## Instructions for the task
Report all lines from the entries below in which "source" appears.

## Data rows
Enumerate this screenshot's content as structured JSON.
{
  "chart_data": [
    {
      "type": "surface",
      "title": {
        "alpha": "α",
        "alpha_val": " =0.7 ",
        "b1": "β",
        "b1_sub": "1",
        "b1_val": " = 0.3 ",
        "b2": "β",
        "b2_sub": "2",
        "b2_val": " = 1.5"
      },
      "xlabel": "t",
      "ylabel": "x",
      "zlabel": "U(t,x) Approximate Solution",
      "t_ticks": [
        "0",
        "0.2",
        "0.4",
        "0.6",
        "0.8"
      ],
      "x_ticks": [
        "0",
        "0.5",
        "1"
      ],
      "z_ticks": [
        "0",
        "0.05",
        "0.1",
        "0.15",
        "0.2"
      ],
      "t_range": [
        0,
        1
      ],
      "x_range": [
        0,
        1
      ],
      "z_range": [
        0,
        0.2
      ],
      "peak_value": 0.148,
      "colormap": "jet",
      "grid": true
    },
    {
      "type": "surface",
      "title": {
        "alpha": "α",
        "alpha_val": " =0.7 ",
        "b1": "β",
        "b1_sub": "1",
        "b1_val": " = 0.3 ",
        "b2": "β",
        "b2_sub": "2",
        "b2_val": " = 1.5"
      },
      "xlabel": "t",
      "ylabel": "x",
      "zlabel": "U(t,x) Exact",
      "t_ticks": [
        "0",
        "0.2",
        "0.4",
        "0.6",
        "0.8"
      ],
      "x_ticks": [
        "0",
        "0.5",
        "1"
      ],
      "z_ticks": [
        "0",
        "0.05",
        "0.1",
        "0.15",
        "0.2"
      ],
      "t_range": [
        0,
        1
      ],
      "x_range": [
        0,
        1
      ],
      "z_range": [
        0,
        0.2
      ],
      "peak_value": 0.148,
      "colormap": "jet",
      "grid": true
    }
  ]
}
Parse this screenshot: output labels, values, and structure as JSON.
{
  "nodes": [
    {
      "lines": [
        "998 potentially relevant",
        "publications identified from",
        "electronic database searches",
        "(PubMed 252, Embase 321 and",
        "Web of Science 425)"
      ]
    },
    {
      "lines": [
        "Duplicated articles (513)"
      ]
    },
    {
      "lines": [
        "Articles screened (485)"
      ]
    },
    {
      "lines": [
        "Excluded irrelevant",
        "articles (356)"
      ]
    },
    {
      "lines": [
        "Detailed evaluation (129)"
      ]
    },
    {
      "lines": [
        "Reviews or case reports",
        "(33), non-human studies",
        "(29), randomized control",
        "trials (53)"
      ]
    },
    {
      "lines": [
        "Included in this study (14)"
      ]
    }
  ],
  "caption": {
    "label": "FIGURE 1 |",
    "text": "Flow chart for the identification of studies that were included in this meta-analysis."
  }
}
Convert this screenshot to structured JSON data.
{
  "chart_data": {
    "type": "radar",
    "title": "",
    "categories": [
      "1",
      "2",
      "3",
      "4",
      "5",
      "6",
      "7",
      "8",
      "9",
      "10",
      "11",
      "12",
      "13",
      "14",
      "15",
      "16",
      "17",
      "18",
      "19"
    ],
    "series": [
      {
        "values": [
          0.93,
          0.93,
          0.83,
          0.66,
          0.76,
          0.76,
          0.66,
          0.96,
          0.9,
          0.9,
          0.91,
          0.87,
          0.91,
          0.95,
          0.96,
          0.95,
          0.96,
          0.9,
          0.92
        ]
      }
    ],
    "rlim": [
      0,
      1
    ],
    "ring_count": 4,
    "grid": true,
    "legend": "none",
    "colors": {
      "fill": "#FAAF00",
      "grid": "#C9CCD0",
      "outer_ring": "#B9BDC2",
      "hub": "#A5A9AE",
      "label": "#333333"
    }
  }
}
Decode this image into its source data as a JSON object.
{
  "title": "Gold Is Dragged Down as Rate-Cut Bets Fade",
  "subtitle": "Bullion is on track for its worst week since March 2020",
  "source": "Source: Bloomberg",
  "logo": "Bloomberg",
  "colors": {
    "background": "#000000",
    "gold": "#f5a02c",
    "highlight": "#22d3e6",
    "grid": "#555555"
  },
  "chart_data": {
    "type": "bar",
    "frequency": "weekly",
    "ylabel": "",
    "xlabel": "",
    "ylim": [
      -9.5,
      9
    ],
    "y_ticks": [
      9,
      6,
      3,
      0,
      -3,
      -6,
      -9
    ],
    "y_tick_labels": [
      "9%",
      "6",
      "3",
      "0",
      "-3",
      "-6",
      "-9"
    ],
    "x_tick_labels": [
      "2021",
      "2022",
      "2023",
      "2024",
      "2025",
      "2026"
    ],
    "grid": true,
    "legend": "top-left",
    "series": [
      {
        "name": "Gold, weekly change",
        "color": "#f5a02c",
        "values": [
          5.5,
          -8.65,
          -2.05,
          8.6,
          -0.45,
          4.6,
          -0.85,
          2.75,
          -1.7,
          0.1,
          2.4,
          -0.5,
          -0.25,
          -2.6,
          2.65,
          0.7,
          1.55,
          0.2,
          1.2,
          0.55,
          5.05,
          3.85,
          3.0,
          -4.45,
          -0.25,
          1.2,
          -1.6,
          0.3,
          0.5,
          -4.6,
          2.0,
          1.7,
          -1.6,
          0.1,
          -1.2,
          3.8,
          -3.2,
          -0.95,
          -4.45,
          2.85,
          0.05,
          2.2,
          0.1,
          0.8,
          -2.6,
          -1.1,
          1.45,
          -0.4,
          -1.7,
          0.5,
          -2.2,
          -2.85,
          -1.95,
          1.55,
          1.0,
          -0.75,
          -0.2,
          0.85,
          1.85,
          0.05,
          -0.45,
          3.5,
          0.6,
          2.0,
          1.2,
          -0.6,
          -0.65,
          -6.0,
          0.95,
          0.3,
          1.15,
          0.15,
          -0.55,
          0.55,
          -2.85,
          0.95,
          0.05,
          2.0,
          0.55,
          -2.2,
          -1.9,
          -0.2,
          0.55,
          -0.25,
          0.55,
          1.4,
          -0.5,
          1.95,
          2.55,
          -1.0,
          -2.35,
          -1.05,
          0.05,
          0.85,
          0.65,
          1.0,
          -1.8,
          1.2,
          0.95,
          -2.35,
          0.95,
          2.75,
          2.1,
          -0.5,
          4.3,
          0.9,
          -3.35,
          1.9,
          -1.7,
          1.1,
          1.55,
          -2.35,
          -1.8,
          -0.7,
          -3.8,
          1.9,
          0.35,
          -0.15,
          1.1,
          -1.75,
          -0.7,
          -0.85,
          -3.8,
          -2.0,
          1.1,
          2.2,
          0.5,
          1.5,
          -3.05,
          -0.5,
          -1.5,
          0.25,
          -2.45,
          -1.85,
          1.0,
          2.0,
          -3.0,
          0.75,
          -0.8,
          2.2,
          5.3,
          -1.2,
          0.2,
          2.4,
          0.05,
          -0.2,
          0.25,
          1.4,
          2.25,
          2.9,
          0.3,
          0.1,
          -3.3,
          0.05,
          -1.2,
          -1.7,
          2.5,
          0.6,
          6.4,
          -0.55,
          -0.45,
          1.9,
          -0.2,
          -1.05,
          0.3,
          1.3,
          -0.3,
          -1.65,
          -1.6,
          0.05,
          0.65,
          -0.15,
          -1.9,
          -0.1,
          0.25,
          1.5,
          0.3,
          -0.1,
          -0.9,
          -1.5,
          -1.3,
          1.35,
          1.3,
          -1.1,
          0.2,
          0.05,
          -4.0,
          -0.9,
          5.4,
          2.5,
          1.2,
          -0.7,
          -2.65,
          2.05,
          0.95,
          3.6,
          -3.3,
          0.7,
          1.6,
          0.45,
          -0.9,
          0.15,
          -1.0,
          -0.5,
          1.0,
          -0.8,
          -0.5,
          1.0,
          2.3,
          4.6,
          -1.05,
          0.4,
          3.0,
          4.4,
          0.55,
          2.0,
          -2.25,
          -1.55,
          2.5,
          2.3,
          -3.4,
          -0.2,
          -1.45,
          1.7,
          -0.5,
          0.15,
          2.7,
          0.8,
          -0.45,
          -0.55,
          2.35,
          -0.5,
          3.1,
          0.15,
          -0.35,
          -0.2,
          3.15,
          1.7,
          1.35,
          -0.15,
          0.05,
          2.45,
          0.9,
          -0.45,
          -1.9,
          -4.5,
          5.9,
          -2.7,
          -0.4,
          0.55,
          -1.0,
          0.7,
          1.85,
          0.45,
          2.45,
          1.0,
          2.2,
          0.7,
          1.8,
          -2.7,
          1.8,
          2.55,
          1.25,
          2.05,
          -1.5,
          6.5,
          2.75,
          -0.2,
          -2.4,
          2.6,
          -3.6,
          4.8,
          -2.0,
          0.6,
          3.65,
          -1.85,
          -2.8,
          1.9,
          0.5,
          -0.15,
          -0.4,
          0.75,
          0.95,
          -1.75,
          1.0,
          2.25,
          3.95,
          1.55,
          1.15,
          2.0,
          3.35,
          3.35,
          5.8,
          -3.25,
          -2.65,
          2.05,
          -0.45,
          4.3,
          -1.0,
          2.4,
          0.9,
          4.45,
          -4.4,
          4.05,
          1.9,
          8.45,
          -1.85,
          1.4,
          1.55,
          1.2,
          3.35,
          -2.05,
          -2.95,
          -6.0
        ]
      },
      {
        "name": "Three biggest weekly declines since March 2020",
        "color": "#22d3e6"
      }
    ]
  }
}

## Answer to this problem
Decode this image into its source data as a JSON object.
  "source": "Source: Bloomberg",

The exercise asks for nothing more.